● **Request**: Scan the lines below for the string "name" and copy every one that has it.

● **Data for the task**:
====================
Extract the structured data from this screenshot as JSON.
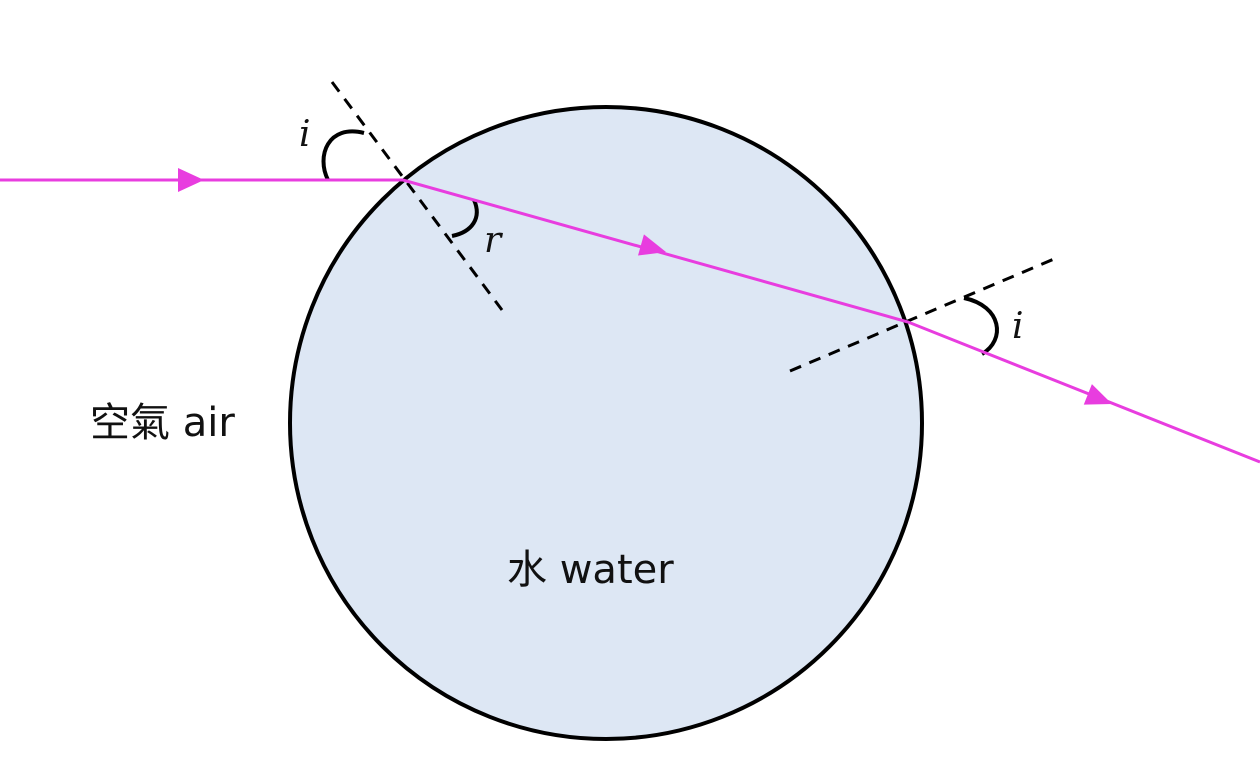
{
  "labels": {
    "air": "空氣 air",
    "water": "水 water",
    "angle_incidence_entry": "i",
    "angle_refraction_entry": "r",
    "angle_emergence_exit": "i"
  },
  "colors": {
    "ray": "#e83ddf",
    "droplet_fill": "#dde7f4",
    "outline": "#000000"
  }
}
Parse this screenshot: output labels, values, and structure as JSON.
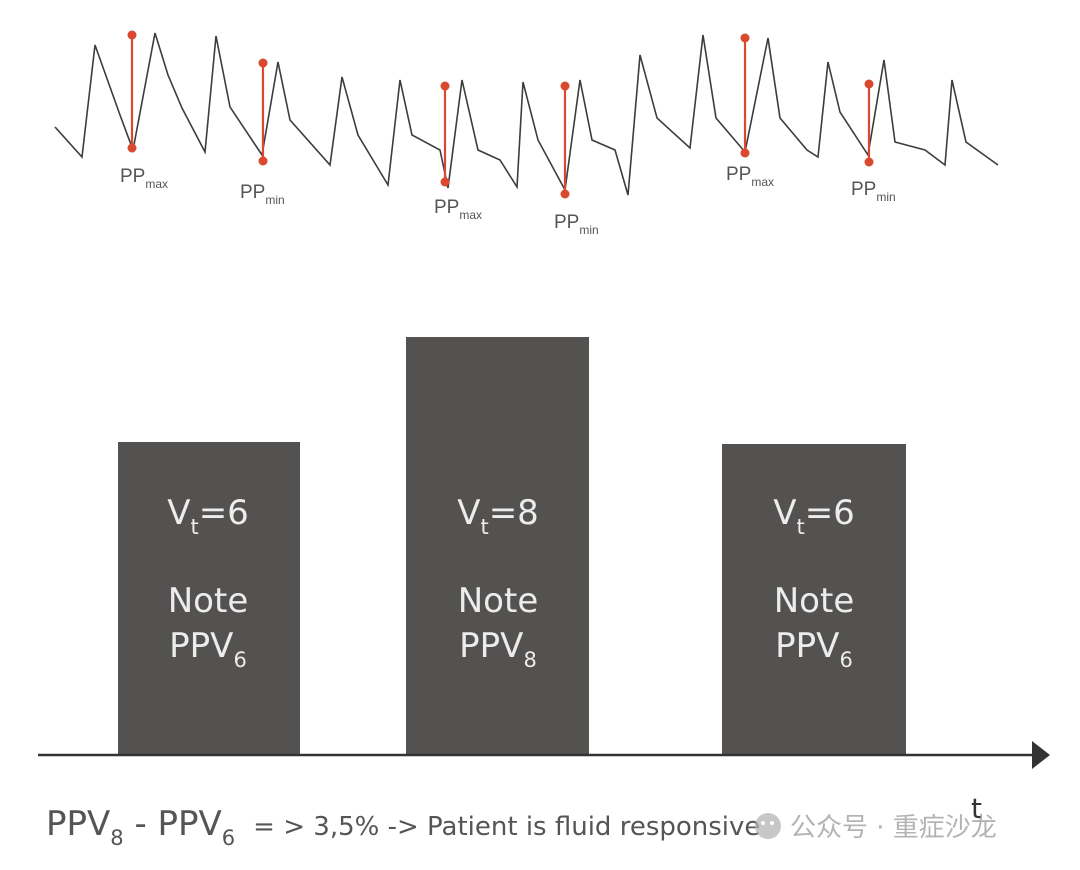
{
  "waveform": {
    "markers": [
      {
        "base": "PP",
        "sub": "max",
        "kind": "max"
      },
      {
        "base": "PP",
        "sub": "min",
        "kind": "min"
      },
      {
        "base": "PP",
        "sub": "max",
        "kind": "max"
      },
      {
        "base": "PP",
        "sub": "min",
        "kind": "min"
      },
      {
        "base": "PP",
        "sub": "max",
        "kind": "max"
      },
      {
        "base": "PP",
        "sub": "min",
        "kind": "min"
      }
    ],
    "line_color": "#3d3d3d",
    "marker_color": "#d9482f"
  },
  "bars": [
    {
      "vt_symbol": "V",
      "vt_sub": "t",
      "vt_value": "=6",
      "note": "Note",
      "ppv_base": "PPV",
      "ppv_sub": "6"
    },
    {
      "vt_symbol": "V",
      "vt_sub": "t",
      "vt_value": "=8",
      "note": "Note",
      "ppv_base": "PPV",
      "ppv_sub": "8"
    },
    {
      "vt_symbol": "V",
      "vt_sub": "t",
      "vt_value": "=6",
      "note": "Note",
      "ppv_base": "PPV",
      "ppv_sub": "6"
    }
  ],
  "bar_color": "#545250",
  "axis": {
    "label": "t",
    "color": "#333333"
  },
  "formula": {
    "term1_base": "PPV",
    "term1_sub": "8",
    "minus": " - ",
    "term2_base": "PPV",
    "term2_sub": "6",
    "rest": "= > 3,5% -> Patient is fluid responsive"
  },
  "watermark": "公众号 · 重症沙龙"
}
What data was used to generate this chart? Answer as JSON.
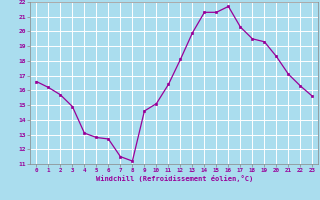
{
  "x": [
    0,
    1,
    2,
    3,
    4,
    5,
    6,
    7,
    8,
    9,
    10,
    11,
    12,
    13,
    14,
    15,
    16,
    17,
    18,
    19,
    20,
    21,
    22,
    23
  ],
  "y": [
    16.6,
    16.2,
    15.7,
    14.9,
    13.1,
    12.8,
    12.7,
    11.5,
    11.2,
    14.6,
    15.1,
    16.4,
    18.1,
    19.9,
    21.3,
    21.3,
    21.7,
    20.3,
    19.5,
    19.3,
    18.3,
    17.1,
    16.3,
    15.6
  ],
  "line_color": "#990099",
  "marker_color": "#990099",
  "bg_color": "#aaddee",
  "grid_color": "#ffffff",
  "axis_label_color": "#990099",
  "tick_label_color": "#990099",
  "xlabel": "Windchill (Refroidissement éolien,°C)",
  "xlim": [
    -0.5,
    23.5
  ],
  "ylim": [
    11,
    22
  ],
  "yticks": [
    11,
    12,
    13,
    14,
    15,
    16,
    17,
    18,
    19,
    20,
    21,
    22
  ],
  "xticks": [
    0,
    1,
    2,
    3,
    4,
    5,
    6,
    7,
    8,
    9,
    10,
    11,
    12,
    13,
    14,
    15,
    16,
    17,
    18,
    19,
    20,
    21,
    22,
    23
  ],
  "xtick_labels": [
    "0",
    "1",
    "2",
    "3",
    "4",
    "5",
    "6",
    "7",
    "8",
    "9",
    "10",
    "11",
    "12",
    "13",
    "14",
    "15",
    "16",
    "17",
    "18",
    "19",
    "20",
    "21",
    "22",
    "23"
  ]
}
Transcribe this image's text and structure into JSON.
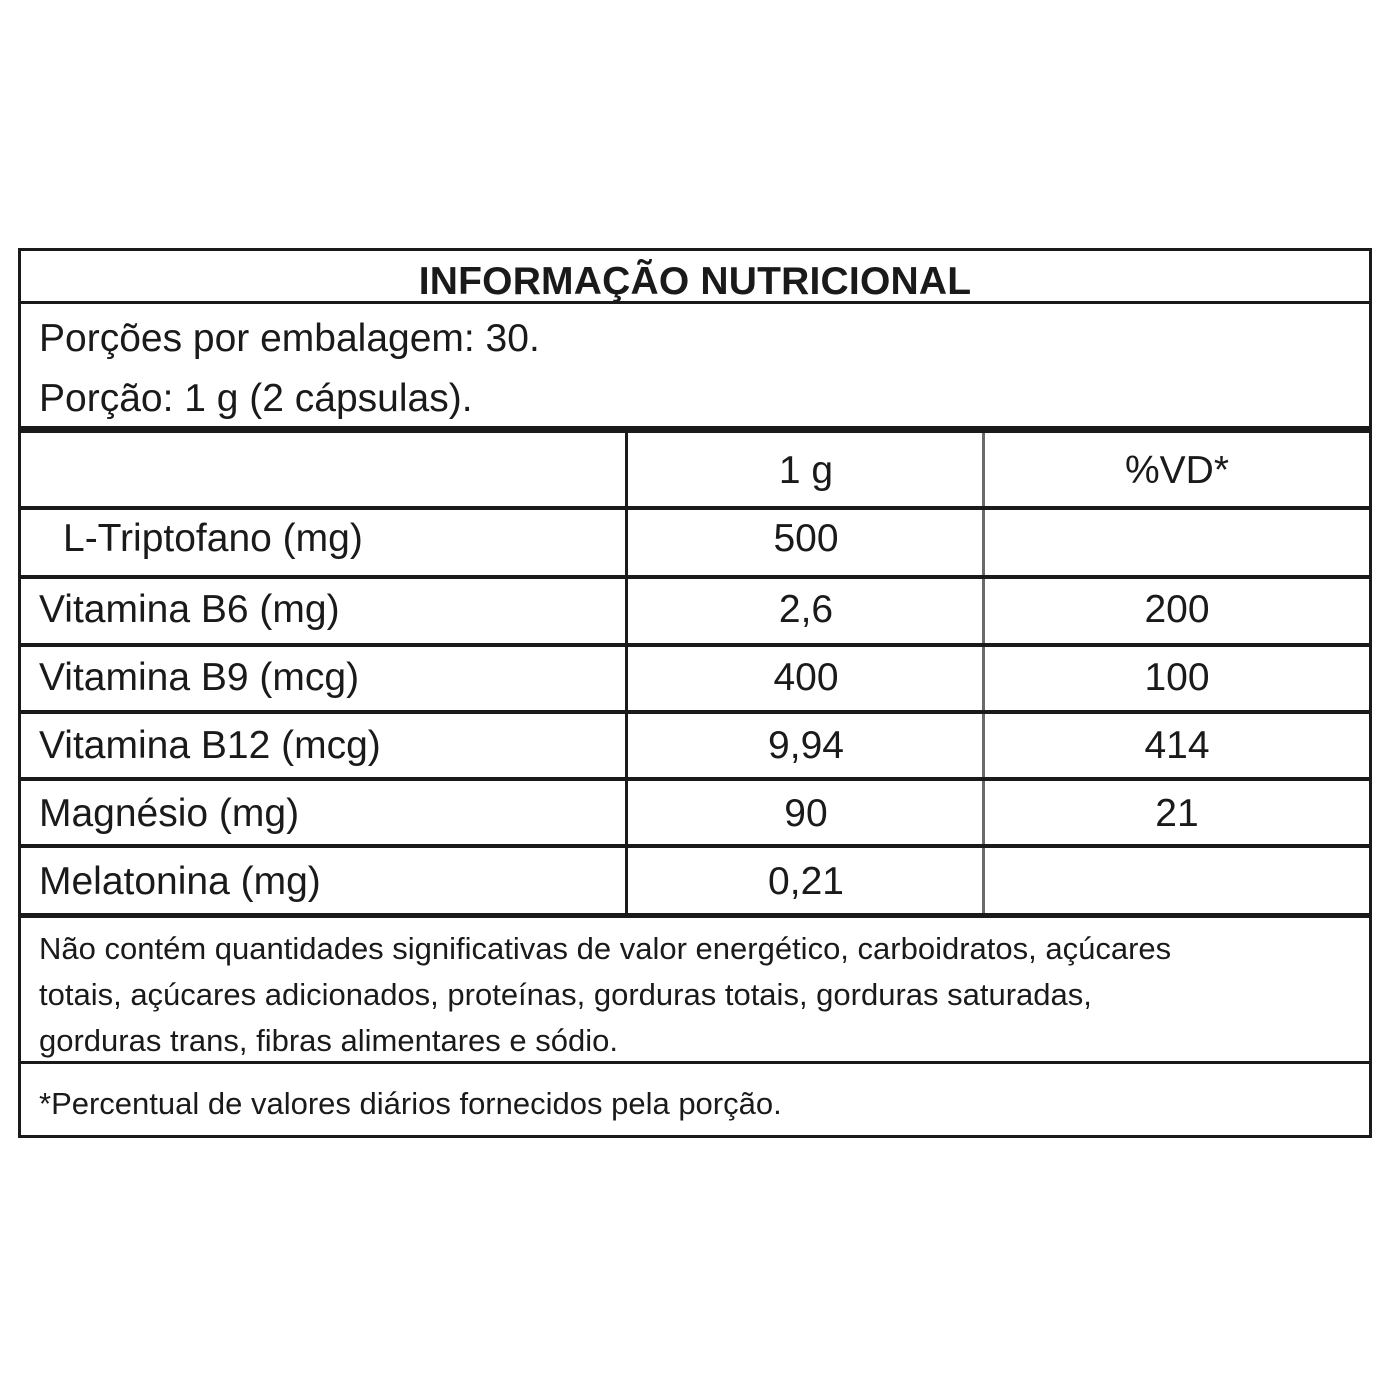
{
  "table": {
    "title": "INFORMAÇÃO NUTRICIONAL",
    "servings_per_package": "Porções por embalagem: 30.",
    "serving_size": "Porção: 1 g (2 cápsulas).",
    "columns": [
      "",
      "1 g",
      "%VD*"
    ],
    "rows": [
      {
        "name": "L-Triptofano (mg)",
        "amount": "500",
        "dv": ""
      },
      {
        "name": "Vitamina B6 (mg)",
        "amount": "2,6",
        "dv": "200"
      },
      {
        "name": "Vitamina B9 (mcg)",
        "amount": "400",
        "dv": "100"
      },
      {
        "name": "Vitamina B12 (mcg)",
        "amount": "9,94",
        "dv": "414"
      },
      {
        "name": "Magnésio (mg)",
        "amount": "90",
        "dv": "21"
      },
      {
        "name": "Melatonina (mg)",
        "amount": "0,21",
        "dv": ""
      }
    ],
    "notice_lines": [
      "Não contém quantidades significativas de valor energético, carboidratos, açúcares",
      "totais, açúcares adicionados, proteínas, gorduras totais, gorduras saturadas,",
      "gorduras trans, fibras alimentares e sódio."
    ],
    "footnote": "*Percentual de valores diários fornecidos pela porção."
  }
}
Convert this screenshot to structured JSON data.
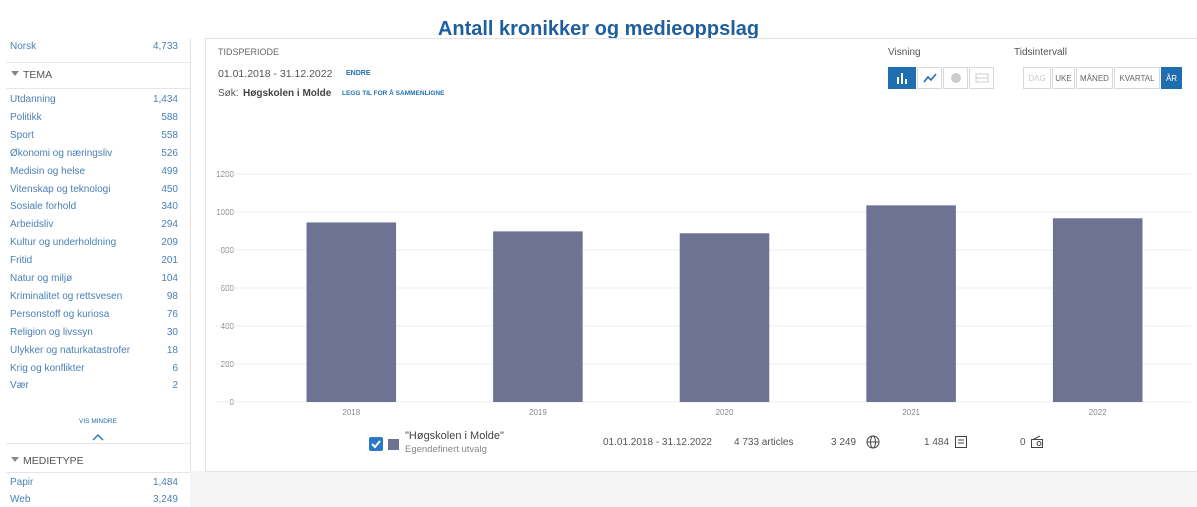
{
  "header": {
    "title": "Antall kronikker og medieoppslag"
  },
  "sidebar": {
    "top": {
      "label": "Norsk",
      "count": "4,733"
    },
    "tema": {
      "title": "TEMA",
      "items": [
        {
          "label": "Utdanning",
          "count": "1,434"
        },
        {
          "label": "Politikk",
          "count": "588"
        },
        {
          "label": "Sport",
          "count": "558"
        },
        {
          "label": "Økonomi og næringsliv",
          "count": "526"
        },
        {
          "label": "Medisin og helse",
          "count": "499"
        },
        {
          "label": "Vitenskap og teknologi",
          "count": "450"
        },
        {
          "label": "Sosiale forhold",
          "count": "340"
        },
        {
          "label": "Arbeidsliv",
          "count": "294"
        },
        {
          "label": "Kultur og underholdning",
          "count": "209"
        },
        {
          "label": "Fritid",
          "count": "201"
        },
        {
          "label": "Natur og miljø",
          "count": "104"
        },
        {
          "label": "Kriminalitet og rettsvesen",
          "count": "98"
        },
        {
          "label": "Personstoff og kuriosa",
          "count": "76"
        },
        {
          "label": "Religion og livssyn",
          "count": "30"
        },
        {
          "label": "Ulykker og naturkatastrofer",
          "count": "18"
        },
        {
          "label": "Krig og konflikter",
          "count": "6"
        },
        {
          "label": "Vær",
          "count": "2"
        }
      ],
      "toggle": "VIS MINDRE"
    },
    "medietype": {
      "title": "MEDIETYPE",
      "items": [
        {
          "label": "Papir",
          "count": "1,484"
        },
        {
          "label": "Web",
          "count": "3,249"
        }
      ]
    }
  },
  "controls": {
    "period_label": "TIDSPERIODE",
    "period": "01.01.2018 - 31.12.2022",
    "change": "ENDRE",
    "search_label": "Søk:",
    "search": "Høgskolen i Molde",
    "compare": "LEGG TIL FOR Å SAMMENLIGNE",
    "view_label": "Visning",
    "interval_label": "Tidsintervall",
    "intervals": [
      "DAG",
      "UKE",
      "MÅNED",
      "KVARTAL",
      "ÅR"
    ]
  },
  "chart_data": {
    "type": "bar",
    "categories": [
      "2018",
      "2019",
      "2020",
      "2021",
      "2022"
    ],
    "values": [
      945,
      898,
      888,
      1035,
      967
    ],
    "color": "#6e7393",
    "ylim": [
      0,
      1200
    ],
    "yticks": [
      0,
      200,
      400,
      600,
      800,
      1000,
      1200
    ],
    "grid": true
  },
  "legend": {
    "name": "\"Høgskolen i Molde\"",
    "subtitle": "Egendefinert utvalg",
    "period": "01.01.2018 - 31.12.2022",
    "articles": "4 733 articles",
    "web": "3 249",
    "print": "1 484",
    "radio": "0"
  }
}
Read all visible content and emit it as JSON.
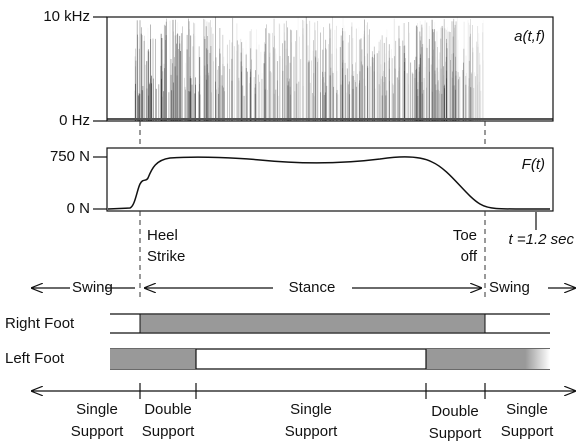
{
  "spectrogram": {
    "label": "a(t,f)",
    "ticks": [
      "10 kHz",
      "0 Hz"
    ]
  },
  "force": {
    "label": "F(t)",
    "ticks": [
      "750 N",
      "0 N"
    ],
    "end_label": "t =1.2 sec"
  },
  "events": {
    "heel_strike": [
      "Heel",
      "Strike"
    ],
    "toe_off": [
      "Toe",
      "off"
    ]
  },
  "phases": {
    "swing_left": "Swing",
    "stance": "Stance",
    "swing_right": "Swing"
  },
  "feet": {
    "right": "Right Foot",
    "left": "Left Foot"
  },
  "support": [
    [
      "Single",
      "Support"
    ],
    [
      "Double",
      "Support"
    ],
    [
      "Single",
      "Support"
    ],
    [
      "Double",
      "Support"
    ],
    [
      "Single",
      "Support"
    ]
  ]
}
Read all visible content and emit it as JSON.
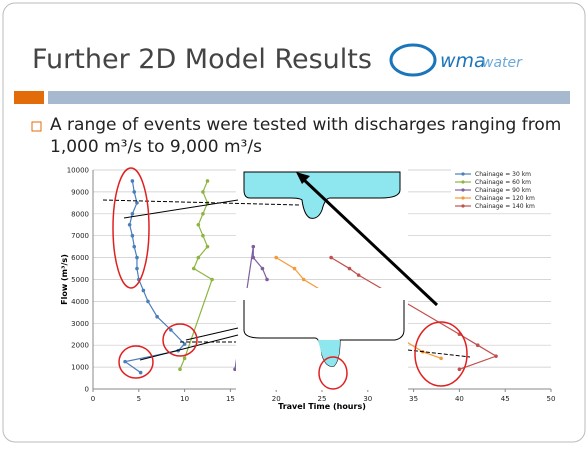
{
  "title": "Further 2D Model Results",
  "logo": "wma",
  "logo_sub": "water",
  "bullet": "A range of events were tested with discharges ranging from 1,000 m³/s to 9,000 m³/s",
  "chart_data": {
    "type": "line",
    "x_label": "Travel Time (hours)",
    "y_label": "Flow (m³/s)",
    "xlim": [
      0,
      50
    ],
    "xticks": [
      0,
      5,
      10,
      15,
      20,
      25,
      30,
      35,
      40,
      45,
      50
    ],
    "ylim": [
      0,
      10000
    ],
    "yticks": [
      0,
      1000,
      2000,
      3000,
      4000,
      5000,
      6000,
      7000,
      8000,
      9000,
      10000
    ],
    "grid": true,
    "legend": "upper right",
    "series": [
      {
        "name": "Chainage = 30 km",
        "color": "#4a7ebb",
        "x": [
          5.2,
          3.5,
          9.3,
          10,
          8.5,
          7,
          6,
          5.5,
          5,
          4.8,
          4.8,
          4.5,
          4.3,
          4,
          4.3,
          4.8,
          4.5,
          4.3
        ],
        "values": [
          750,
          1250,
          1750,
          2050,
          2700,
          3300,
          4000,
          4500,
          5000,
          5500,
          6000,
          6500,
          7000,
          7500,
          8000,
          8500,
          9000,
          9500
        ]
      },
      {
        "name": "Chainage = 60 km",
        "color": "#8db542",
        "x": [
          9.5,
          10,
          13,
          11,
          11.5,
          12.5,
          12,
          11.5,
          12,
          12.5,
          12,
          12.5
        ],
        "values": [
          900,
          1400,
          5000,
          5500,
          6000,
          6500,
          7000,
          7500,
          8000,
          8500,
          9000,
          9500
        ]
      },
      {
        "name": "Chainage = 90 km",
        "color": "#7d5fa0",
        "x": [
          15.5,
          17.5,
          17.5,
          18.5,
          19
        ],
        "values": [
          900,
          6500,
          6000,
          5500,
          5000
        ]
      },
      {
        "name": "Chainage = 120 km",
        "color": "#f59a3a",
        "x": [
          20,
          22,
          23,
          36,
          38
        ],
        "values": [
          6000,
          5500,
          5000,
          1700,
          1400
        ]
      },
      {
        "name": "Chainage = 140 km",
        "color": "#c0504d",
        "x": [
          26,
          28,
          29,
          40,
          42,
          44,
          40
        ],
        "values": [
          6000,
          5500,
          5200,
          2500,
          2000,
          1500,
          900
        ]
      }
    ]
  }
}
====================
● **Complete answer**:
        "name": "L-Triptofano (mg)",
        "name": "Vitamina B6 (mg)",
        "name": "Vitamina B9 (mcg)",
        "name": "Vitamina B12 (mcg)",
        "name": "Magnésio (mg)",
        "name": "Melatonina (mg)",
    "name": "\"Høgskolen i Molde\"",
        "name": "Chainage = 30 km",
        "name": "Chainage = 60 km",
        "name": "Chainage = 90 km",
        "name": "Chainage = 120 km",
        "name": "Chainage = 140 km",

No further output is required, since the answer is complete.